### To be done:
Look for the line containing "Parse this screenshot: output" in the listing below. Retype that line and every subsequent line through the last one, and only those.

### Material provided:

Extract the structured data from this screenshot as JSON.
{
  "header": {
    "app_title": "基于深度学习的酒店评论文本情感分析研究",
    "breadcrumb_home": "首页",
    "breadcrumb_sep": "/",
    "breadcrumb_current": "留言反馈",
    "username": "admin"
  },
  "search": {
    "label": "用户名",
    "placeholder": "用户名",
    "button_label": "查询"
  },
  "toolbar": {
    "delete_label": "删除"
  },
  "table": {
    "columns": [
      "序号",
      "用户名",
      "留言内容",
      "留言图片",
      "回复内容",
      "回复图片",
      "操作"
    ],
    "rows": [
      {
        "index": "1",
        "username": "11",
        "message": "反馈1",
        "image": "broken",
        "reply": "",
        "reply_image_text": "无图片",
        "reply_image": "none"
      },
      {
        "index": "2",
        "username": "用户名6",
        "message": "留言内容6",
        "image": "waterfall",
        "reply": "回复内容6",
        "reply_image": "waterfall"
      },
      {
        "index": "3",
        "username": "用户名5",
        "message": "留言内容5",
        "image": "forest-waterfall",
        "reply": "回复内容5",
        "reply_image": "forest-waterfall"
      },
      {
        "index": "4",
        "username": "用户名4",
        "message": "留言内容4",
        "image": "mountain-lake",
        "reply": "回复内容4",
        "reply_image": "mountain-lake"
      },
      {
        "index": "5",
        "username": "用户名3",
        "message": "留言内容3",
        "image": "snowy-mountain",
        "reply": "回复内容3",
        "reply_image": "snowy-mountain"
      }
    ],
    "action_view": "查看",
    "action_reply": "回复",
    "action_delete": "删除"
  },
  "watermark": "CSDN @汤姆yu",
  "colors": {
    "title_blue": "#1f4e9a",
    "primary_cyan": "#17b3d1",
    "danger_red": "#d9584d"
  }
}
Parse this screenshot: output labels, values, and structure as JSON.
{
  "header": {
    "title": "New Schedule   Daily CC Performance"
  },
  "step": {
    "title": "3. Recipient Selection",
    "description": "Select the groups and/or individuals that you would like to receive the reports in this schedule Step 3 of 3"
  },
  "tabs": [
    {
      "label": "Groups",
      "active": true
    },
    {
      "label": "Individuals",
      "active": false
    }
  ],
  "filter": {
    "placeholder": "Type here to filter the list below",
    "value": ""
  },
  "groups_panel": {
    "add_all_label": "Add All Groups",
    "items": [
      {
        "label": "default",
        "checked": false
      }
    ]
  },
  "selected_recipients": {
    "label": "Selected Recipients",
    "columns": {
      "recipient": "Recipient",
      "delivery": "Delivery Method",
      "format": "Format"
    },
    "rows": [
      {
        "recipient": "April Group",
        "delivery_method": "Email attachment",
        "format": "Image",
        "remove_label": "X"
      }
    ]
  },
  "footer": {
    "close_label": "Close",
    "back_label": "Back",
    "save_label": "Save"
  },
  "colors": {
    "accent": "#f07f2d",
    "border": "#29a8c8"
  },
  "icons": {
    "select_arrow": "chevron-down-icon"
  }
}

### Output of the exercise:
Parse this screenshot: output labels, values, and structure as JSON.
{
  "header": {
    "title": "New Schedule   Daily CC Performance"
  },
  "step": {
    "title": "3. Recipient Selection",
    "description": "Select the groups and/or individuals that you would like to receive the reports in this schedule Step 3 of 3"
  },
  "tabs": [
    {
      "label": "Groups",
      "active": true
    },
    {
      "label": "Individuals",
      "active": false
    }
  ],
  "filter": {
    "placeholder": "Type here to filter the list below",
    "value": ""
  },
  "groups_panel": {
    "add_all_label": "Add All Groups",
    "items": [
      {
        "label": "default",
        "checked": false
      }
    ]
  },
  "selected_recipients": {
    "label": "Selected Recipients",
    "columns": {
      "recipient": "Recipient",
      "delivery": "Delivery Method",
      "format": "Format"
    },
    "rows": [
      {
        "recipient": "April Group",
        "delivery_method": "Email attachment",
        "format": "Image",
        "remove_label": "X"
      }
    ]
  },
  "footer": {
    "close_label": "Close",
    "back_label": "Back",
    "save_label": "Save"
  },
  "colors": {
    "accent": "#f07f2d",
    "border": "#29a8c8"
  },
  "icons": {
    "select_arrow": "chevron-down-icon"
  }
}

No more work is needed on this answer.